BEGIN MATERIAL
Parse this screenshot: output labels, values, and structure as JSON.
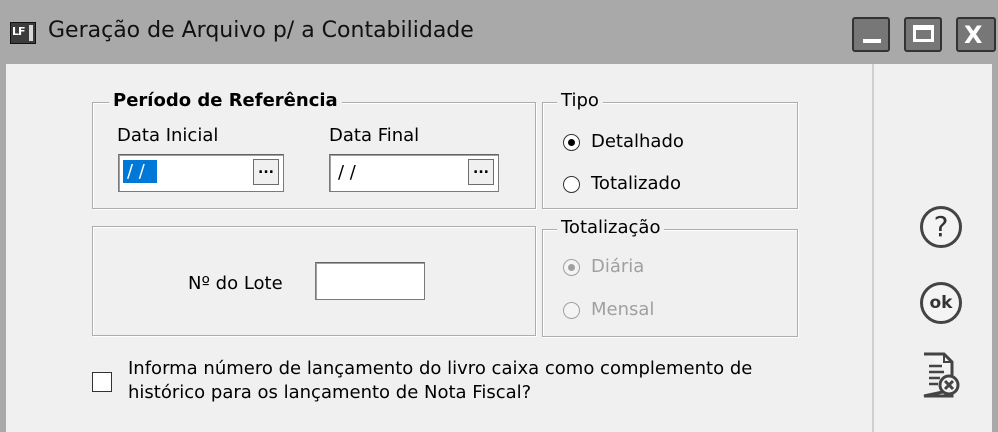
{
  "window": {
    "title": "Geração de Arquivo p/ a Contabilidade",
    "app_icon_text": "LF",
    "minimize_label": "_",
    "close_label": "X"
  },
  "periodo": {
    "legend": "Período de Referência",
    "data_inicial_label": "Data Inicial",
    "data_inicial_value": "/ /",
    "data_final_label": "Data Final",
    "data_final_value": "/ /",
    "picker_label": "..."
  },
  "tipo": {
    "legend": "Tipo",
    "options": [
      {
        "label": "Detalhado",
        "checked": true
      },
      {
        "label": "Totalizado",
        "checked": false
      }
    ]
  },
  "lote": {
    "label": "Nº do Lote",
    "value": ""
  },
  "totalizacao": {
    "legend": "Totalização",
    "options": [
      {
        "label": "Diária",
        "checked": true,
        "disabled": true
      },
      {
        "label": "Mensal",
        "checked": false,
        "disabled": true
      }
    ]
  },
  "livro_caixa": {
    "checked": false,
    "label_line1": "Informa número de lançamento do livro caixa como complemento de",
    "label_line2": "histórico para os lançamento de Nota Fiscal?"
  },
  "sidebar": {
    "help_symbol": "?",
    "ok_symbol": "ok"
  },
  "icons": [
    "app-icon",
    "minimize-icon",
    "maximize-icon",
    "close-icon",
    "help-icon",
    "ok-icon",
    "cancel-document-icon"
  ],
  "colors": {
    "titlebar": "#a9a9a9",
    "selection": "#0078d7",
    "panel": "#f0f0f0"
  }
}
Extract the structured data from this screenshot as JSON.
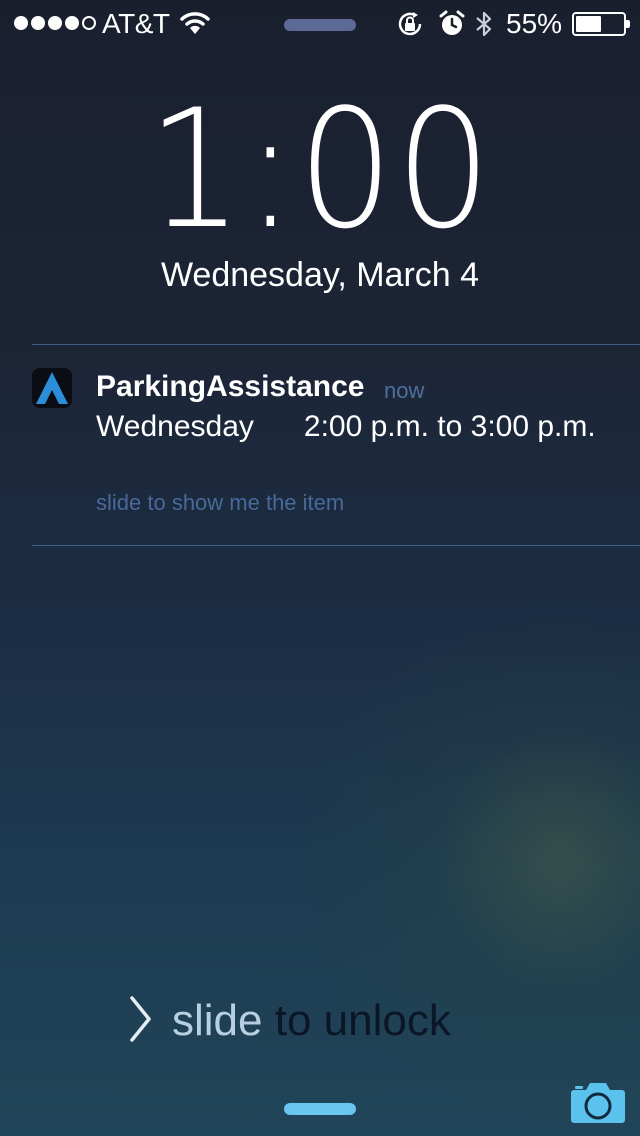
{
  "status_bar": {
    "signal_bars_filled": 4,
    "signal_bars_total": 5,
    "carrier": "AT&T",
    "battery_percent": "55%",
    "battery_level": 0.55,
    "icons": [
      "wifi-icon",
      "rotation-lock-icon",
      "alarm-icon",
      "bluetooth-icon",
      "battery-icon"
    ]
  },
  "lock_screen": {
    "time": "1:00",
    "date": "Wednesday, March 4"
  },
  "notification": {
    "app_name": "ParkingAssistance",
    "time_ago": "now",
    "message": "Wednesday      2:00 p.m. to 3:00 p.m.",
    "action_hint": "slide to show me the item",
    "app_icon": "parking-assistance-app-icon"
  },
  "unlock": {
    "label_shine": "slide",
    "label_rest": " to unlock",
    "chevron_icon": "chevron-right-icon"
  },
  "camera": {
    "icon": "camera-icon"
  },
  "colors": {
    "notification_secondary": "#4f6f9d",
    "grabber_bottom": "#6ac6ee",
    "camera": "#5bc2ee"
  }
}
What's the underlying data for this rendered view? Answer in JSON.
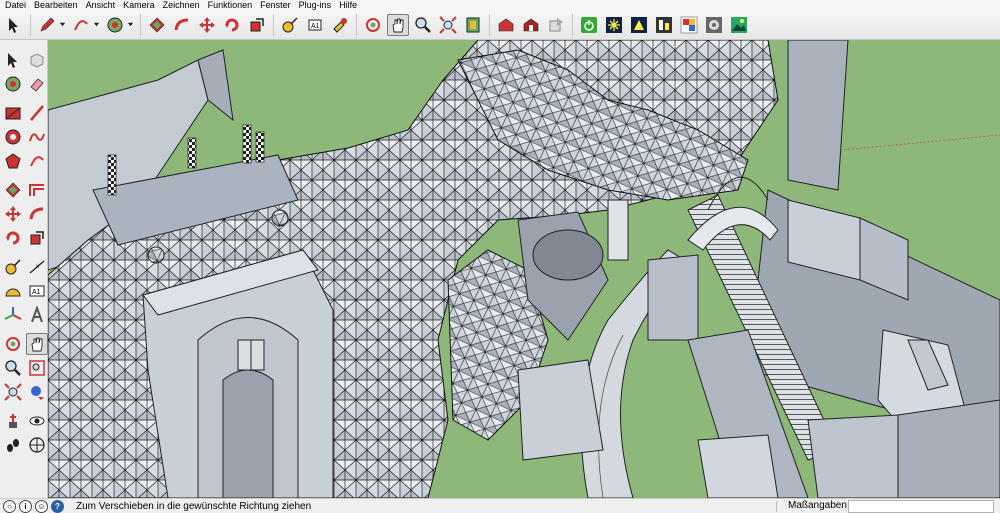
{
  "menu": [
    "Datei",
    "Bearbeiten",
    "Ansicht",
    "Kamera",
    "Zeichnen",
    "Funktionen",
    "Fenster",
    "Plug-ins",
    "Hilfe"
  ],
  "toolbar": {
    "icons": [
      "select-arrow-icon",
      "pencil-icon",
      "arc-icon",
      "paint-bucket-icon",
      "push-pull-icon",
      "follow-me-icon",
      "move-icon",
      "rotate-icon",
      "scale-icon",
      "tape-measure-icon",
      "text-label-icon",
      "paint-icon",
      "orbit-icon",
      "pan-hand-icon",
      "zoom-icon",
      "zoom-extents-icon",
      "components-icon",
      "warehouse-get-icon",
      "warehouse-share-icon",
      "export-icon",
      "power-icon",
      "sun-sparkle-icon",
      "shadow-icon",
      "fog-icon",
      "style-icon",
      "settings-gear-icon",
      "photo-landscape-icon"
    ]
  },
  "left_toolbar": {
    "pairs": [
      [
        "select-arrow-icon",
        "component-icon"
      ],
      [
        "paint-bucket-icon",
        "eraser-icon"
      ],
      [
        "rectangle-icon",
        "line-icon"
      ],
      [
        "circle-icon",
        "freehand-icon"
      ],
      [
        "polygon-icon",
        "arc-icon"
      ],
      [
        "push-pull-icon",
        "offset-icon"
      ],
      [
        "move-icon",
        "follow-me-icon"
      ],
      [
        "rotate-icon",
        "scale-icon"
      ],
      [
        "tape-measure-icon",
        "dimension-icon"
      ],
      [
        "protractor-icon",
        "text-icon"
      ],
      [
        "axes-icon",
        "3d-text-icon"
      ],
      [
        "orbit-icon",
        "pan-hand-icon"
      ],
      [
        "zoom-icon",
        "zoom-window-icon"
      ],
      [
        "zoom-extents-icon",
        "previous-view-icon"
      ],
      [
        "position-camera-icon",
        "look-around-icon"
      ],
      [
        "walk-icon",
        "section-plane-icon"
      ]
    ]
  },
  "status": {
    "text": "Zum Verschieben in die gewünschte Richtung ziehen",
    "measure_label": "Maßangaben",
    "measure_value": ""
  },
  "colors": {
    "ground": "#8db87a",
    "facade": "#c9cfd6",
    "roof": "#aab4c0",
    "shadow": "#9aa3ad",
    "mesh_stroke": "#1a1a1a"
  }
}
END MATERIAL
● **WHAT IS EXPECTED**
Isolate each line of the listing above that includes "tape". Copy it.

● **RESULT FOR THIS TASK**
      "tape-measure-icon",
        "tape-measure-icon",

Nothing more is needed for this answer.